## [Extracted material]
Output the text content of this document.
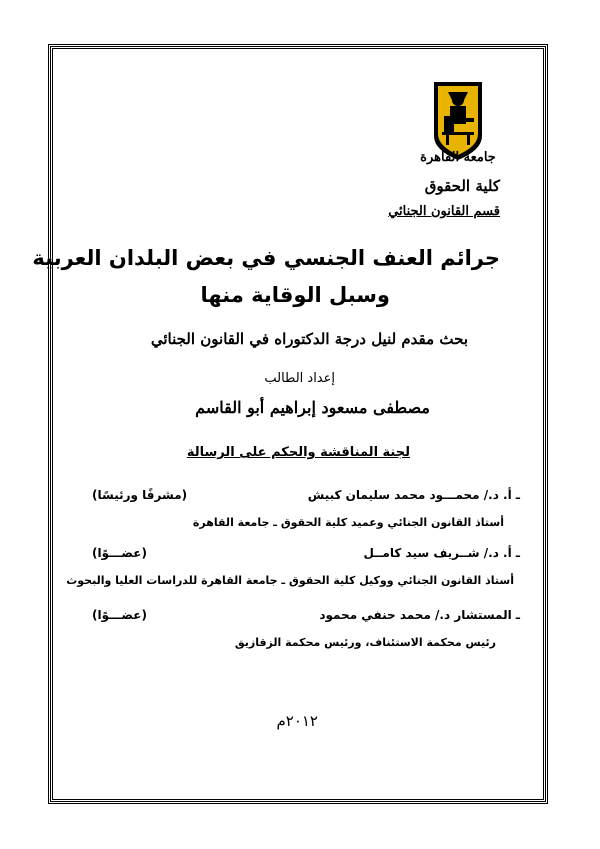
جامعة القاهرة
كلية الحقوق
قسم القانون الجنائي
جرائم العنف الجنسي في بعض البلدان العربية
وسبل الوقاية منها
بحث مقدم لنيل درجة الدكتوراه في القانون الجنائي
إعداد الطالب
مصطفى مسعود إبراهيم أبو القاسم
لجنة المناقشة والحكم على الرسالة
ـ أ. د./ محمـــود محمد سليمان كبيش
(مشرفًا ورئيسًا)
أستاذ القانون الجنائي وعميد كلية الحقوق ـ جامعة القاهرة
ـ أ. د./ شــريف سيد كامــل
(عضـــوًا)
أستاذ القانون الجنائي ووكيل كلية الحقوق ـ جامعة القاهرة للدراسات العليا والبحوث
ـ المستشار د./ محمد حنفي محمود
(عضـــوًا)
رئيس محكمة الاستئناف، ورئيس محكمة الزقازيق
٢٠١٢م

## [What is being asked]
Transcribe the listing in full and omit the pictures.

## [Full answer]
Output the text content of this document.
جامعة القاهرة
كلية الحقوق
قسم القانون الجنائي
جرائم العنف الجنسي في بعض البلدان العربية
وسبل الوقاية منها
بحث مقدم لنيل درجة الدكتوراه في القانون الجنائي
إعداد الطالب
مصطفى مسعود إبراهيم أبو القاسم
لجنة المناقشة والحكم على الرسالة
ـ أ. د./ محمـــود محمد سليمان كبيش
(مشرفًا ورئيسًا)
أستاذ القانون الجنائي وعميد كلية الحقوق ـ جامعة القاهرة
ـ أ. د./ شــريف سيد كامــل
(عضـــوًا)
أستاذ القانون الجنائي ووكيل كلية الحقوق ـ جامعة القاهرة للدراسات العليا والبحوث
ـ المستشار د./ محمد حنفي محمود
(عضـــوًا)
رئيس محكمة الاستئناف، ورئيس محكمة الزقازيق
٢٠١٢م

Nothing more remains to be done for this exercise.